> Given task
Repeat the full listing, word for word.

> Extracted data
- - -
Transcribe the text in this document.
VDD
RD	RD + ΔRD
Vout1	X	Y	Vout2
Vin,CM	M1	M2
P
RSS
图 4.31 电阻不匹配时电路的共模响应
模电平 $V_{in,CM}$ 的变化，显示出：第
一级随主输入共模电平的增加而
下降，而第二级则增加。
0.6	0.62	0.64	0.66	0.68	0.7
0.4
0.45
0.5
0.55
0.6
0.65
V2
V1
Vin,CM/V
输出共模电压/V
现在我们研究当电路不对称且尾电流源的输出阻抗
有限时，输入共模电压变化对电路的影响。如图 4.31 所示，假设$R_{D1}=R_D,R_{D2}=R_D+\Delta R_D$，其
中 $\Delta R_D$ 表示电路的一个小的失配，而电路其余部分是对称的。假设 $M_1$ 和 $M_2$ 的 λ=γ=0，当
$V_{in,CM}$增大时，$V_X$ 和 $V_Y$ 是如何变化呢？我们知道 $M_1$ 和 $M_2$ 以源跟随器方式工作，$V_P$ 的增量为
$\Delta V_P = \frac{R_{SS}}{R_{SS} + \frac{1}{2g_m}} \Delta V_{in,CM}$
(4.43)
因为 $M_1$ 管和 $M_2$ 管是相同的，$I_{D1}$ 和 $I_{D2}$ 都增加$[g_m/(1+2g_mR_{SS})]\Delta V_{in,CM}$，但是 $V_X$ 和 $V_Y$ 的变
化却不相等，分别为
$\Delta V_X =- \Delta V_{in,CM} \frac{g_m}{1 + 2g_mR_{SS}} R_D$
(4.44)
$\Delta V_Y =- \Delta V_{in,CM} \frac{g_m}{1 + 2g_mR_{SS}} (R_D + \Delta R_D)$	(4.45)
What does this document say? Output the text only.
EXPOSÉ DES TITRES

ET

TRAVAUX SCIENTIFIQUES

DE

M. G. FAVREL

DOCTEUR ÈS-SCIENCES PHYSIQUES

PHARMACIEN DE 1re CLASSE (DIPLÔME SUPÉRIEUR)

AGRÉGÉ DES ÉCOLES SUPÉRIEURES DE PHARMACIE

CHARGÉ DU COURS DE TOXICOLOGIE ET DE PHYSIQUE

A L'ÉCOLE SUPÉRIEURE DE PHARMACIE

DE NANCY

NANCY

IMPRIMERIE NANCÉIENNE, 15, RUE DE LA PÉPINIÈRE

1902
- - -
> Result for this exercise
Transcribe the text in this document.
VDD
RD	RD + ΔRD
Vout1	X	Y	Vout2
Vin,CM	M1	M2
P
RSS
图 4.31 电阻不匹配时电路的共模响应
模电平 $V_{in,CM}$ 的变化，显示出：第
一级随主输入共模电平的增加而
下降，而第二级则增加。
0.6	0.62	0.64	0.66	0.68	0.7
0.4
0.45
0.5
0.55
0.6
0.65
V2
V1
Vin,CM/V
输出共模电压/V
现在我们研究当电路不对称且尾电流源的输出阻抗
有限时，输入共模电压变化对电路的影响。如图 4.31 所示，假设$R_{D1}=R_D,R_{D2}=R_D+\Delta R_D$，其
中 $\Delta R_D$ 表示电路的一个小的失配，而电路其余部分是对称的。假设 $M_1$ 和 $M_2$ 的 λ=γ=0，当
$V_{in,CM}$增大时，$V_X$ 和 $V_Y$ 是如何变化呢？我们知道 $M_1$ 和 $M_2$ 以源跟随器方式工作，$V_P$ 的增量为
$\Delta V_P = \frac{R_{SS}}{R_{SS} + \frac{1}{2g_m}} \Delta V_{in,CM}$
(4.43)
因为 $M_1$ 管和 $M_2$ 管是相同的，$I_{D1}$ 和 $I_{D2}$ 都增加$[g_m/(1+2g_mR_{SS})]\Delta V_{in,CM}$，但是 $V_X$ 和 $V_Y$ 的变
化却不相等，分别为
$\Delta V_X =- \Delta V_{in,CM} \frac{g_m}{1 + 2g_mR_{SS}} R_D$
(4.44)
$\Delta V_Y =- \Delta V_{in,CM} \frac{g_m}{1 + 2g_mR_{SS}} (R_D + \Delta R_D)$	(4.45)
What does this document say? Output the text only.
EXPOSÉ DES TITRES

ET

TRAVAUX SCIENTIFIQUES

DE

M. G. FAVREL

DOCTEUR ÈS-SCIENCES PHYSIQUES

PHARMACIEN DE 1re CLASSE (DIPLÔME SUPÉRIEUR)

AGRÉGÉ DES ÉCOLES SUPÉRIEURES DE PHARMACIE

CHARGÉ DU COURS DE TOXICOLOGIE ET DE PHYSIQUE

A L'ÉCOLE SUPÉRIEURE DE PHARMACIE

DE NANCY

NANCY

IMPRIMERIE NANCÉIENNE, 15, RUE DE LA PÉPINIÈRE

1902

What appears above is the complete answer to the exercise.